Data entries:
## Begin
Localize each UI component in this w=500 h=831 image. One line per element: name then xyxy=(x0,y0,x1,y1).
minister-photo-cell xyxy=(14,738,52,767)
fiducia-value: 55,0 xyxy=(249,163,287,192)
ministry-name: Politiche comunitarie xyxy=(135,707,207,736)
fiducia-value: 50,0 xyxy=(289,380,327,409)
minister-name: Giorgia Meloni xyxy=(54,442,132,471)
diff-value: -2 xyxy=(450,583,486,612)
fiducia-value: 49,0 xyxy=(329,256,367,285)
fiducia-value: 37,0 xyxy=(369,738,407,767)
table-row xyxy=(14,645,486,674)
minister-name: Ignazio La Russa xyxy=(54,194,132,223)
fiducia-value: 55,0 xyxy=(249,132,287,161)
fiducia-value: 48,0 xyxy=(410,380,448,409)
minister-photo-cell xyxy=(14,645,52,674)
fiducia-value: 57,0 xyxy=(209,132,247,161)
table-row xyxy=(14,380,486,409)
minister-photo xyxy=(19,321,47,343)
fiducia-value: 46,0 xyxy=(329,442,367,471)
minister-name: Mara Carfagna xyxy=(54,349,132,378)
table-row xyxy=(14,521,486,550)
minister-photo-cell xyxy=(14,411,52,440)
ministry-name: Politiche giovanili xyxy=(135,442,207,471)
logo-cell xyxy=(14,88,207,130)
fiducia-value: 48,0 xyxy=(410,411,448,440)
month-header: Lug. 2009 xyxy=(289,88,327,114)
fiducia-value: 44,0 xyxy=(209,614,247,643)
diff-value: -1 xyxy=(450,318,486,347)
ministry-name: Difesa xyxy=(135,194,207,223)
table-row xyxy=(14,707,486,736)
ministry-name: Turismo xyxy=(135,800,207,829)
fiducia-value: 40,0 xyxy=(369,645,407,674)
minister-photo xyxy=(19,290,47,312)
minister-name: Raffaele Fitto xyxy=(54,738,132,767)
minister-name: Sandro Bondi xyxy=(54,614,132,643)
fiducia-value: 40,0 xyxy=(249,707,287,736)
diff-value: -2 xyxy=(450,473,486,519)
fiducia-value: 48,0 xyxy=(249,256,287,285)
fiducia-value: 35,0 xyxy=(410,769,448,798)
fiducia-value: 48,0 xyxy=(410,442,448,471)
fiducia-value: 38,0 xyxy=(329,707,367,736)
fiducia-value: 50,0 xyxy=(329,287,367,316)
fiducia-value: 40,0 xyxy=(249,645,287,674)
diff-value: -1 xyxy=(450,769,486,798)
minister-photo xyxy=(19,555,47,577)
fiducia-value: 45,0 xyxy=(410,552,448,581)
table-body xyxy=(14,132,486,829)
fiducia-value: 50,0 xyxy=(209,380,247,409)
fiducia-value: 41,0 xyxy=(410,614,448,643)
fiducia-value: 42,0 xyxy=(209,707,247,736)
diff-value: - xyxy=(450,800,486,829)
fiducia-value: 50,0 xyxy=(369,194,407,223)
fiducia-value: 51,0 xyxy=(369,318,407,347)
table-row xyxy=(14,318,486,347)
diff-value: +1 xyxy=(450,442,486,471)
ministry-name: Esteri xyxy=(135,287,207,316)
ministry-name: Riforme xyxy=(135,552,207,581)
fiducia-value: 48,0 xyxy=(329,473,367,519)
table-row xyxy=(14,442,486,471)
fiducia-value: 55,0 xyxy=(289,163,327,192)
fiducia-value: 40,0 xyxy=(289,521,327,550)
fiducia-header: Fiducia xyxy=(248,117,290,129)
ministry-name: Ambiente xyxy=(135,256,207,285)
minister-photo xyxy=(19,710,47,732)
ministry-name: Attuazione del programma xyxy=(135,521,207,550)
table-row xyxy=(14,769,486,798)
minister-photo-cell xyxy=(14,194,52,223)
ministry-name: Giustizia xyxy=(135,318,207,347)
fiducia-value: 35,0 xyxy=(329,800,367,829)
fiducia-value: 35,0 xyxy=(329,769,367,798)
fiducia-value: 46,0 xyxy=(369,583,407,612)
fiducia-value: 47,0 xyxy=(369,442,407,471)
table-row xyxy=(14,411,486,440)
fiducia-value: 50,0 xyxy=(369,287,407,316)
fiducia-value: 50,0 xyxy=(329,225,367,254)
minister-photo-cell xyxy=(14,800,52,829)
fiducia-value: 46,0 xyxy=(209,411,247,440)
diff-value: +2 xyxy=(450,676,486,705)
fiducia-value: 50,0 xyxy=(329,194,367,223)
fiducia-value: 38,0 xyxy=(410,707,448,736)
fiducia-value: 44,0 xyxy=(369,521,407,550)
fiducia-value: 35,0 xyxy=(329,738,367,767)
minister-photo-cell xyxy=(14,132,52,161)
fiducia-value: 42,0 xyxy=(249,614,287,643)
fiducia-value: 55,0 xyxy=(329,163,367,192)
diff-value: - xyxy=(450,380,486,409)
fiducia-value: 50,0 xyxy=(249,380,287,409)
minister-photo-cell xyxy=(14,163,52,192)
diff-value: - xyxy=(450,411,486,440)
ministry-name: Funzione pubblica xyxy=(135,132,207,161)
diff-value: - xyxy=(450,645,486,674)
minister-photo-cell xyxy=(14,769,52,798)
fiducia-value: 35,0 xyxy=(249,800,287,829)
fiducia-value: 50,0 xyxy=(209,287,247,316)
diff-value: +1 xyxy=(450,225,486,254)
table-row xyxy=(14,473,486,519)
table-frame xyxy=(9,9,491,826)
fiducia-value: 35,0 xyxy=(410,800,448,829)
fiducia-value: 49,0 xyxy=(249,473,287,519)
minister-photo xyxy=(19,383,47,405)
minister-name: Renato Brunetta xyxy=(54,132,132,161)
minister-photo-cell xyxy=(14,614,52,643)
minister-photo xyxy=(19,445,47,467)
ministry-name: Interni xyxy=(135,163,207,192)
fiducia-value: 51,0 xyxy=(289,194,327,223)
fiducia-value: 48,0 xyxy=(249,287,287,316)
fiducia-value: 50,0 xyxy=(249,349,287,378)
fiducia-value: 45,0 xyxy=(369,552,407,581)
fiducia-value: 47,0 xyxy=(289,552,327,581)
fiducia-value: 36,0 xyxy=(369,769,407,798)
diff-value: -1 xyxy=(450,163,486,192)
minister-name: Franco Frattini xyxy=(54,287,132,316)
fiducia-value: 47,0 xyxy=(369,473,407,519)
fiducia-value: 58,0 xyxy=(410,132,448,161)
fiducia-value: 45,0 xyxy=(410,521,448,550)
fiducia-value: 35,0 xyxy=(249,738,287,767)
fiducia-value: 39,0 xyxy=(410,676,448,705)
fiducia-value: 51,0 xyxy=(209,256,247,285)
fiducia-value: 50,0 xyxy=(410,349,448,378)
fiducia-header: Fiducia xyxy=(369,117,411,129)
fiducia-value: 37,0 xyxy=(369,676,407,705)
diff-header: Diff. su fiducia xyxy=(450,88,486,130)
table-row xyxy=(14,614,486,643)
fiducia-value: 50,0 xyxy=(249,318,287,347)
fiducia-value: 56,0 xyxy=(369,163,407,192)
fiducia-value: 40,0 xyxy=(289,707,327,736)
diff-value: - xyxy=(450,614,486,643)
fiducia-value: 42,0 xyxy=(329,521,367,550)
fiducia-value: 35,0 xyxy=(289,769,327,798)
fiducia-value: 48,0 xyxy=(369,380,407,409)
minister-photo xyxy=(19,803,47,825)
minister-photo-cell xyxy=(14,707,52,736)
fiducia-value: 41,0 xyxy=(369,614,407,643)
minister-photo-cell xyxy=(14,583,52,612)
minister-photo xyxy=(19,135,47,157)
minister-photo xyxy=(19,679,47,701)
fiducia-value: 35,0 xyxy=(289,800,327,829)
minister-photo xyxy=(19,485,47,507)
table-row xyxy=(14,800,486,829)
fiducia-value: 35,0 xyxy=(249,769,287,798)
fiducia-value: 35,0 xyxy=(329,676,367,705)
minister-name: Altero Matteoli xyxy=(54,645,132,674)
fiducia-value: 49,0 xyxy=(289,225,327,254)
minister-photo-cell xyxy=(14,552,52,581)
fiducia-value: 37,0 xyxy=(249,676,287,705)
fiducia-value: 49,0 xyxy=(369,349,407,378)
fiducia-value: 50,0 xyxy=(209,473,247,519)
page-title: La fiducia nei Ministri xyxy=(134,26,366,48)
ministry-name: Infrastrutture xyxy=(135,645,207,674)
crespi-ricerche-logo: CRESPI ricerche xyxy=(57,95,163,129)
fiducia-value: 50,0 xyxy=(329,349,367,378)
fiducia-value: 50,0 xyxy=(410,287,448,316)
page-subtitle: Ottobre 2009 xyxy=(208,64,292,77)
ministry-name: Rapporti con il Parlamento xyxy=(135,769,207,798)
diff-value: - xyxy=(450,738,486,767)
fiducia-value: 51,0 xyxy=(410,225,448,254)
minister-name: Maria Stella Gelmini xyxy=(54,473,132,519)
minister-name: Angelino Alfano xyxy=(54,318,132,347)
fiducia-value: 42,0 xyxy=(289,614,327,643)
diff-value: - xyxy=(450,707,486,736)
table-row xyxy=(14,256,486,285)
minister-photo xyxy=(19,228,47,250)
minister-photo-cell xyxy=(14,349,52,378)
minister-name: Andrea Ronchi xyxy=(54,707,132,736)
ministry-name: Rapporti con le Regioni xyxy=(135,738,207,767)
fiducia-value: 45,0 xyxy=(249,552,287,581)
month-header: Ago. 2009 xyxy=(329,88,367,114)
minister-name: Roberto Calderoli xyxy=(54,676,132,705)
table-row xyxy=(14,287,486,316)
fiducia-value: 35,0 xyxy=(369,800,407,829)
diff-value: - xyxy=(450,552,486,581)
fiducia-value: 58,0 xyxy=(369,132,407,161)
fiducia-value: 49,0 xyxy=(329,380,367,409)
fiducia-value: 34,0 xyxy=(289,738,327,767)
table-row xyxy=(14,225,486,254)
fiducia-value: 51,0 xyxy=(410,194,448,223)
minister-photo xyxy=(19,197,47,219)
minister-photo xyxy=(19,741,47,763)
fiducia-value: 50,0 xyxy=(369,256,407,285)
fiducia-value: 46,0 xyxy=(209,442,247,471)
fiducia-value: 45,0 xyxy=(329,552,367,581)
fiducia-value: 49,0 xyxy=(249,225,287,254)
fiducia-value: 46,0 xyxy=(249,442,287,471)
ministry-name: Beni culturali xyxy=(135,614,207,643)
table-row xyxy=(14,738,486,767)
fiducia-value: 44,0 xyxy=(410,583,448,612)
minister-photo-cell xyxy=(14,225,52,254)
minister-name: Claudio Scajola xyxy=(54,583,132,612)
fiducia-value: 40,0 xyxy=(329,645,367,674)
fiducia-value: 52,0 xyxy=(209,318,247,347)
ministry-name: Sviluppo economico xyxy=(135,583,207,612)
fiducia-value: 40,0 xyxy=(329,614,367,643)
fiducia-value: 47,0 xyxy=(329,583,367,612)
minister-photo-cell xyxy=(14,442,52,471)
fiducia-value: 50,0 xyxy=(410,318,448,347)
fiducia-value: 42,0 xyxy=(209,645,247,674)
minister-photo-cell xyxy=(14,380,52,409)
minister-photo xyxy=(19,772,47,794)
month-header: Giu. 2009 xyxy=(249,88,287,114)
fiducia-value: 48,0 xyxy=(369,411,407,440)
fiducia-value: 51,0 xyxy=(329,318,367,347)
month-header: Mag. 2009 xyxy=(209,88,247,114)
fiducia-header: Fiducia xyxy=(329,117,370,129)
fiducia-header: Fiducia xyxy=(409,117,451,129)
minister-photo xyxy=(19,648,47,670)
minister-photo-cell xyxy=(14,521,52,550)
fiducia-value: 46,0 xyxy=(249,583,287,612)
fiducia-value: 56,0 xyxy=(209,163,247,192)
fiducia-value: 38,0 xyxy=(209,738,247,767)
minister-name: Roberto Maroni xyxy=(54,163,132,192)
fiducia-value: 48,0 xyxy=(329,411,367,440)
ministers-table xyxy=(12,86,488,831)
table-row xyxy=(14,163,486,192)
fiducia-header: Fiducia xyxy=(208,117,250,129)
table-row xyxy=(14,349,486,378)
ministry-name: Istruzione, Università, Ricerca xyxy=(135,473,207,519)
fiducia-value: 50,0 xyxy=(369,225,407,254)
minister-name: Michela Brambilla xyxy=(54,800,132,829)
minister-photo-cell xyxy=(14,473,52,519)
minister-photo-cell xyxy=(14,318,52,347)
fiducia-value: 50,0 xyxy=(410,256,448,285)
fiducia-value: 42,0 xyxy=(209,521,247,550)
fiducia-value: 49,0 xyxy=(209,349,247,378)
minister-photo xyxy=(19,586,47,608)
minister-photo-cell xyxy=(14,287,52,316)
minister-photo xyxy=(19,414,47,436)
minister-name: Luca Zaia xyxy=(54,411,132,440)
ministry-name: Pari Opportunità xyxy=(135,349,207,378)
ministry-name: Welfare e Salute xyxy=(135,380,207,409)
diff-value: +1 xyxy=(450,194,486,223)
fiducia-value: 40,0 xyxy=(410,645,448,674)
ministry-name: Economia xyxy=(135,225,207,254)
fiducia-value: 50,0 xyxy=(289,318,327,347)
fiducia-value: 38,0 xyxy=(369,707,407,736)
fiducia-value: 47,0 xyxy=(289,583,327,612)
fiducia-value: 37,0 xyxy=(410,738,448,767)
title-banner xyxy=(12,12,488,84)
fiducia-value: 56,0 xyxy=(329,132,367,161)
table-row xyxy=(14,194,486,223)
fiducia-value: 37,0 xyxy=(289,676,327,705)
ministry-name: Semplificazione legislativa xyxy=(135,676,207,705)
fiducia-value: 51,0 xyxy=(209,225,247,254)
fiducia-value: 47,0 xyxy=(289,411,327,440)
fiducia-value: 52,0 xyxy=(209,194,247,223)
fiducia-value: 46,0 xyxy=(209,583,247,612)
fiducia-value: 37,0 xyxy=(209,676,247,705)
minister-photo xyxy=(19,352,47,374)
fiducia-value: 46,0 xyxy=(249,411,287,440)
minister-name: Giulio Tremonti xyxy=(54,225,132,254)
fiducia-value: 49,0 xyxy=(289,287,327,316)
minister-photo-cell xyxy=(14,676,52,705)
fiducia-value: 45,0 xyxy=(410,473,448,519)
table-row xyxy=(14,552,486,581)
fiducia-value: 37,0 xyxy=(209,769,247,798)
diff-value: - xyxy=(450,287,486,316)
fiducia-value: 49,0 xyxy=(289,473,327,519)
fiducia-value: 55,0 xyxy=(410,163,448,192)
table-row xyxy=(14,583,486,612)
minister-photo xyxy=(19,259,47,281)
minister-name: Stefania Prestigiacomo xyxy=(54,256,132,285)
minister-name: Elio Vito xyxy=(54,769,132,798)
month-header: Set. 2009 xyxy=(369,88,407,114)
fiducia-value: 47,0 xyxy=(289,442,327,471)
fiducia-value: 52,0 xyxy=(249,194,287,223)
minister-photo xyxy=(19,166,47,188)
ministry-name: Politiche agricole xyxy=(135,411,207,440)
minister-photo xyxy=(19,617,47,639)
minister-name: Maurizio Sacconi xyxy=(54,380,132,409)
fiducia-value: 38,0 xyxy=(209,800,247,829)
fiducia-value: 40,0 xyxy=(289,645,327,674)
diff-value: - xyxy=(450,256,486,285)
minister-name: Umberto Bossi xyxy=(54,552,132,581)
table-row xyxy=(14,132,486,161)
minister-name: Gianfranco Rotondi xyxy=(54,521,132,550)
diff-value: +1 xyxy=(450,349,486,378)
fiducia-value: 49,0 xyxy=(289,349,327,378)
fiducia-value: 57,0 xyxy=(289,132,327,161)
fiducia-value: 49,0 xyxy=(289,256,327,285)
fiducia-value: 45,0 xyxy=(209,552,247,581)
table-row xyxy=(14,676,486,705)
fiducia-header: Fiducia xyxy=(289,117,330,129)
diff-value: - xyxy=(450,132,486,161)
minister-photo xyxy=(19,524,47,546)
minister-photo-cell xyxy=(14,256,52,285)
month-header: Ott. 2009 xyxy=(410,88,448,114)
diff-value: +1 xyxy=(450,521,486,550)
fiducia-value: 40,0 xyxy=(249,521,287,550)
## End
• [SHORT PROBLEM]
Please put the lines from the start of the data entries through the line containing "minister-name: Ignazio La" into a JSON list of strings, one string per line, with blank lines left out.

• [OUTPUT FOR THIS EXERCISE]
[
  "Localize each UI component in this w=500 h=831 image. One line per element: name then xyxy=(x0,y0,x1,y1).",
  "minister-photo-cell xyxy=(14,738,52,767)",
  "fiducia-value: 55,0 xyxy=(249,163,287,192)",
  "ministry-name: Politiche comunitarie xyxy=(135,707,207,736)",
  "fiducia-value: 50,0 xyxy=(289,380,327,409)",
  "minister-name: Giorgia Meloni xyxy=(54,442,132,471)",
  "diff-value: -2 xyxy=(450,583,486,612)",
  "fiducia-value: 49,0 xyxy=(329,256,367,285)",
  "fiducia-value: 37,0 xyxy=(369,738,407,767)",
  "table-row xyxy=(14,645,486,674)",
  "minister-name: Ignazio La Russa xyxy=(54,194,132,223)"
]